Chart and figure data
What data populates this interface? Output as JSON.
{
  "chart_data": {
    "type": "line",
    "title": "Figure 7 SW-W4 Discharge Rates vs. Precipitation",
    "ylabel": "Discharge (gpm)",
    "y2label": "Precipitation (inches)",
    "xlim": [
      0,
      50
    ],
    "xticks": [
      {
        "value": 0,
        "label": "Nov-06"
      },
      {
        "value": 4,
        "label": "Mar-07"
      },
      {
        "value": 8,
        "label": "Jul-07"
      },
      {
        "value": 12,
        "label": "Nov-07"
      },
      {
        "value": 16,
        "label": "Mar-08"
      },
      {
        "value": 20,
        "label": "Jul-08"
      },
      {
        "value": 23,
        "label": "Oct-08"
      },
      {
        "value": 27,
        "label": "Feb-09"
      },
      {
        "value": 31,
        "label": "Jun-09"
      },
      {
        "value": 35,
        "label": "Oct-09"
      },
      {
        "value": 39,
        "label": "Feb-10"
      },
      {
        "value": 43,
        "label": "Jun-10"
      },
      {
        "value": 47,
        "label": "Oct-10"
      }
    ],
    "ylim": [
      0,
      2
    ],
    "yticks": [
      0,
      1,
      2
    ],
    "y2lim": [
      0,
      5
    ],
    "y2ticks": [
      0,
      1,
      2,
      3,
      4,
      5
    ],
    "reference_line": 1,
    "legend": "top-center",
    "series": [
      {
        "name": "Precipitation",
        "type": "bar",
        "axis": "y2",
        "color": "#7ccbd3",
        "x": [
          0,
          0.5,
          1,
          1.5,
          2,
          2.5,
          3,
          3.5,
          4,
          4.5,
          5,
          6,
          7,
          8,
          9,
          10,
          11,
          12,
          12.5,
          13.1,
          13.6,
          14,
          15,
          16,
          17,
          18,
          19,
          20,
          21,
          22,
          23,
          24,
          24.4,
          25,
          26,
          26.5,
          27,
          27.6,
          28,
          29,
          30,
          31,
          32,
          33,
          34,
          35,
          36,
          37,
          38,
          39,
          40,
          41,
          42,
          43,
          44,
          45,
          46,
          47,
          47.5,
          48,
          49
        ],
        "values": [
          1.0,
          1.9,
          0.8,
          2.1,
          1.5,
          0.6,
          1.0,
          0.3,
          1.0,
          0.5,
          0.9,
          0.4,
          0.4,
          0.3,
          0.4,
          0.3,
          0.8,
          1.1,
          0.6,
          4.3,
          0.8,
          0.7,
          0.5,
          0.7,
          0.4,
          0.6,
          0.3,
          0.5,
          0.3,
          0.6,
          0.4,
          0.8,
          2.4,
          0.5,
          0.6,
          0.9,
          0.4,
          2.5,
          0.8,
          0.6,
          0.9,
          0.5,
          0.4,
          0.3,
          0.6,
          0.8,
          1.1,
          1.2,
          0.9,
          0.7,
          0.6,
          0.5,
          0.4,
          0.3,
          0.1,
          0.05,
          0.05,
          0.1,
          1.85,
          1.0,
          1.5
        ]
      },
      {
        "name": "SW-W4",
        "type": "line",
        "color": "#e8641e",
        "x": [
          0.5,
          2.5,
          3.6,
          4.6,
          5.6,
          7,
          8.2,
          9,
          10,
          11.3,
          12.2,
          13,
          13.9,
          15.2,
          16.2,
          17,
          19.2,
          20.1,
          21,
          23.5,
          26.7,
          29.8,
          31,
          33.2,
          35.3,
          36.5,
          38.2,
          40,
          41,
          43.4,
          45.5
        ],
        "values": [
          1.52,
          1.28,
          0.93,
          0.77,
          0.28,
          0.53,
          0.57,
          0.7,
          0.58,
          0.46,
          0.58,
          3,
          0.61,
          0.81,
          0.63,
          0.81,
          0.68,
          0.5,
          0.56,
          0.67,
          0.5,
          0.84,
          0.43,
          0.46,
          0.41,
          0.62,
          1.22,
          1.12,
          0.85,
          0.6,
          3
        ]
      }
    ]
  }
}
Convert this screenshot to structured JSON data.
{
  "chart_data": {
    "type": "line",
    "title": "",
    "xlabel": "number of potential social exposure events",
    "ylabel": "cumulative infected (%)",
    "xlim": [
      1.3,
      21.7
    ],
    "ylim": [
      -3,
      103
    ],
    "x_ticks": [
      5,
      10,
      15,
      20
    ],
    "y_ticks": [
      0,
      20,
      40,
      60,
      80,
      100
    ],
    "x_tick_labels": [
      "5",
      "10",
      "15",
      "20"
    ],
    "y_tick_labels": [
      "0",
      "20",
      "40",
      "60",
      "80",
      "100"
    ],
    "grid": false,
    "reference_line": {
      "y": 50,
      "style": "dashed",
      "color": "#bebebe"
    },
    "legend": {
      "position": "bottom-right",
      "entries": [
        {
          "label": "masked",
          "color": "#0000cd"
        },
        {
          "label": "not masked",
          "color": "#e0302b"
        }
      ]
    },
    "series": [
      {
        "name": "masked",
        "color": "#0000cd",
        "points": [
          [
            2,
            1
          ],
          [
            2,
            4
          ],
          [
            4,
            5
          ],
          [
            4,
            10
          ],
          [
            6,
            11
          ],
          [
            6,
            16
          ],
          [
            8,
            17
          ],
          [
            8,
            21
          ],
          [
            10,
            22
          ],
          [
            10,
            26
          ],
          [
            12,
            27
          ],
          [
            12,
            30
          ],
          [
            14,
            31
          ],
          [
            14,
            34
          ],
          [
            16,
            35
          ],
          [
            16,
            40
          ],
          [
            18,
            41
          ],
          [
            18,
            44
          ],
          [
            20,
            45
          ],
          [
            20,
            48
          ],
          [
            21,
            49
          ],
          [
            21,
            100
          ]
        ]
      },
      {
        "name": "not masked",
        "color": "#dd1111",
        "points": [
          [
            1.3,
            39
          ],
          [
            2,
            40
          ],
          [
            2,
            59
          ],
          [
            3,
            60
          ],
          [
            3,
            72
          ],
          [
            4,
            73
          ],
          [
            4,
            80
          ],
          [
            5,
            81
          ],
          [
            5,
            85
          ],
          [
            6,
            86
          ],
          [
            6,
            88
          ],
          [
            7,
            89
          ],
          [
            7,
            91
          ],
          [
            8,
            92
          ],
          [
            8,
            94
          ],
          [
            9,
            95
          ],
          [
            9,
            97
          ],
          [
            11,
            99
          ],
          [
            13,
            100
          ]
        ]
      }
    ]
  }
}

**Work to complete:** Gather each line from the entries above that includes the word "name".

**The output:**
        "name": "Precipitation",
        "name": "SW-W4",
        "name": "masked",
        "name": "not masked",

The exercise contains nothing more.